◆ Given instruction: Search the records below for the word "سعيد" and show every line where it occurs.

(Part of a data file)
═══

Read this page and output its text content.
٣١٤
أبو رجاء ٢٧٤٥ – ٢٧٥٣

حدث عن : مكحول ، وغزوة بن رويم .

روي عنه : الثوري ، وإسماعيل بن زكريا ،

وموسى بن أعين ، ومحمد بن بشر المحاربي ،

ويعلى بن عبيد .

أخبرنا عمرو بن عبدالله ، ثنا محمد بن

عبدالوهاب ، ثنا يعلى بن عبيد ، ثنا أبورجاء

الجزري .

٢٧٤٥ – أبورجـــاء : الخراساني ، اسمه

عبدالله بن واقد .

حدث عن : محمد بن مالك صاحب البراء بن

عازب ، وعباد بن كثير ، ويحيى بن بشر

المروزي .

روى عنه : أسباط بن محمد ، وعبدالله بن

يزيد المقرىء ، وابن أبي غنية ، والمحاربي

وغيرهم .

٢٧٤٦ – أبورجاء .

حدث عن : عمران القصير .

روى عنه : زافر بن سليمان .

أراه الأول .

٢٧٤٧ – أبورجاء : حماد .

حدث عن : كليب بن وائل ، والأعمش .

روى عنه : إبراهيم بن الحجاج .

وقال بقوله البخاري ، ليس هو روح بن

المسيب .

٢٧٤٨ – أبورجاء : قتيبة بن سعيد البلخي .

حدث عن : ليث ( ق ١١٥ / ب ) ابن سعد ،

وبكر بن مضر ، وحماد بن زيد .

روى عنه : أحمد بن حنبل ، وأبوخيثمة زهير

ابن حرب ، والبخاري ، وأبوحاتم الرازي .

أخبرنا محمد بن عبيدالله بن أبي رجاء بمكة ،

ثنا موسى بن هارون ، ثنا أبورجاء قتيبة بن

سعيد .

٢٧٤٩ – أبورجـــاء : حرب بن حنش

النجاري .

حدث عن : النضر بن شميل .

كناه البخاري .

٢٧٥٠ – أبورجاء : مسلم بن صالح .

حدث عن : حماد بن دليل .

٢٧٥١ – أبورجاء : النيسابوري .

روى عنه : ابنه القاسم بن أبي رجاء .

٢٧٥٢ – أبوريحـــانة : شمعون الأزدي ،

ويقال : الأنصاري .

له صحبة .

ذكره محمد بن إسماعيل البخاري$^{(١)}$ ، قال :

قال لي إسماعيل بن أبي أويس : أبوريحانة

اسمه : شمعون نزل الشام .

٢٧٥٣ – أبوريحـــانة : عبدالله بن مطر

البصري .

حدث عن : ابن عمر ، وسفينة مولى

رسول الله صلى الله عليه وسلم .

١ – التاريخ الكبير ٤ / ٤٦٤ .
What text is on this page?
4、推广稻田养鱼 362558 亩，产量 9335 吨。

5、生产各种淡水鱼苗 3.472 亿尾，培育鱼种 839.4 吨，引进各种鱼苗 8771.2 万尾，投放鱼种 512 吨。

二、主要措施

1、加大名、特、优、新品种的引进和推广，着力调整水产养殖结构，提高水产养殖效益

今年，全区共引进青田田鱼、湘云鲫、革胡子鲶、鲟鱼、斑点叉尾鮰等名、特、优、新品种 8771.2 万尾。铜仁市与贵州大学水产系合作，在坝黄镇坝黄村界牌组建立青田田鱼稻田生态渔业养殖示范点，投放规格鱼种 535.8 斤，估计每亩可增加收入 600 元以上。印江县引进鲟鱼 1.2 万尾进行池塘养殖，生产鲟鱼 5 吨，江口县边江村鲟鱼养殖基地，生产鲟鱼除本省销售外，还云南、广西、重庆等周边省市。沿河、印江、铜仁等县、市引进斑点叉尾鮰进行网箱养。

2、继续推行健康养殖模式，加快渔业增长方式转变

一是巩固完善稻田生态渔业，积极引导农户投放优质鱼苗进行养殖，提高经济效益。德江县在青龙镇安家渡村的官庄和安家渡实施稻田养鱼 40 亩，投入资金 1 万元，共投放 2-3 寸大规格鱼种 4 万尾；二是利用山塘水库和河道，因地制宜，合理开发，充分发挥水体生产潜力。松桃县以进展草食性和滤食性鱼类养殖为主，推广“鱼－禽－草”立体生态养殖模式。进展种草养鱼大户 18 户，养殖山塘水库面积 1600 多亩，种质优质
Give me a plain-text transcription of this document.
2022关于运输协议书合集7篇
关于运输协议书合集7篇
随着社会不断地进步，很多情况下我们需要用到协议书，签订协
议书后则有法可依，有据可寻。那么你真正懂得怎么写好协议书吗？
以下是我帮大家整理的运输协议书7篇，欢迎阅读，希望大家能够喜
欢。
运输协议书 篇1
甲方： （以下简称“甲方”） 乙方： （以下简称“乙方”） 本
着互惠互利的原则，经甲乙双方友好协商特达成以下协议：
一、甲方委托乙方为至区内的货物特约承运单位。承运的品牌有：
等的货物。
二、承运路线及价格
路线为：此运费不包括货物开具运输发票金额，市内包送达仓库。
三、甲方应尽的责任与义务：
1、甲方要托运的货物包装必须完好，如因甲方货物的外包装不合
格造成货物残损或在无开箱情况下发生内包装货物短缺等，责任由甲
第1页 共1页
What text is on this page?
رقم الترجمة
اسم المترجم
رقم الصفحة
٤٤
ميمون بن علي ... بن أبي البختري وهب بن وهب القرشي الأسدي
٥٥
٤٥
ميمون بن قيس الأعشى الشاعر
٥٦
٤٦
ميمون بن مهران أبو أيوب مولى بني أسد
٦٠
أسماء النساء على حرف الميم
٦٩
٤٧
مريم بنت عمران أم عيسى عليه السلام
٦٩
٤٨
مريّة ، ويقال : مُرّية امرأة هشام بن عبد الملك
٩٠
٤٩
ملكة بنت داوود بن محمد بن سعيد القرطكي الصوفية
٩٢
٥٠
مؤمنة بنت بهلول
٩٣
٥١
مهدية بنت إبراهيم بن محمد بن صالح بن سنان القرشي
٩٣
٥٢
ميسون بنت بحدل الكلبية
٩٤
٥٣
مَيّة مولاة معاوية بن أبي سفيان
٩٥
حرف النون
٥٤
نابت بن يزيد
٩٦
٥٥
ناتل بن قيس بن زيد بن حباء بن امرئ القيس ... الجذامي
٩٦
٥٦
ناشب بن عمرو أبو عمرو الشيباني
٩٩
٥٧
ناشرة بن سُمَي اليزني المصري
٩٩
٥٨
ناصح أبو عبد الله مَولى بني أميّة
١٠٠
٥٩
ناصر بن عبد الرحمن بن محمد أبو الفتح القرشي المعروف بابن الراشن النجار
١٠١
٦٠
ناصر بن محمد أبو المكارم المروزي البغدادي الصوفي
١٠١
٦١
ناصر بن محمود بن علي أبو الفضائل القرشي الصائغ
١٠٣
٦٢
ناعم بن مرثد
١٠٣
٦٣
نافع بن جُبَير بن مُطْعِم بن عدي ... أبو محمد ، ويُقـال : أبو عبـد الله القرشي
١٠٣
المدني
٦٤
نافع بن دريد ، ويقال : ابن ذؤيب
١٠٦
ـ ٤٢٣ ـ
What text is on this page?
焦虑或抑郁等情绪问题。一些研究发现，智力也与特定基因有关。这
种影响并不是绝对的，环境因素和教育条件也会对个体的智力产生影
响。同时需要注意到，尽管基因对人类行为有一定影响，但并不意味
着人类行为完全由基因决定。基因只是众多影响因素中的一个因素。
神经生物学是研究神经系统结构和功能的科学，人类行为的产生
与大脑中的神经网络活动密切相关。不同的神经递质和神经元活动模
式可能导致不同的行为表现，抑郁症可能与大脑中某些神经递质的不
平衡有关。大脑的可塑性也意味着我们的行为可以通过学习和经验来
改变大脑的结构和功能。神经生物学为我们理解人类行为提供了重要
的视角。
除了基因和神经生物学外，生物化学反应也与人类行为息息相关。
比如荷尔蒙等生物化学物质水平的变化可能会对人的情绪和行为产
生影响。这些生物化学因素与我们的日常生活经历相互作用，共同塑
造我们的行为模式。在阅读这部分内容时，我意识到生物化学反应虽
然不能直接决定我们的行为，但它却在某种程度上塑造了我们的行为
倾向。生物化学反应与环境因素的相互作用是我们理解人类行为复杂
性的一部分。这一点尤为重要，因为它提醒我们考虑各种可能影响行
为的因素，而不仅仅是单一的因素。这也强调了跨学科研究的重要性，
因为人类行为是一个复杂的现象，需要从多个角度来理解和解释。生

═══

◆ Full response:
٢٧٤٨ – أبورجاء : قتيبة بن سعيد البلخي .
سعيد .
ملكة بنت داوود بن محمد بن سعيد القرطكي الصوفية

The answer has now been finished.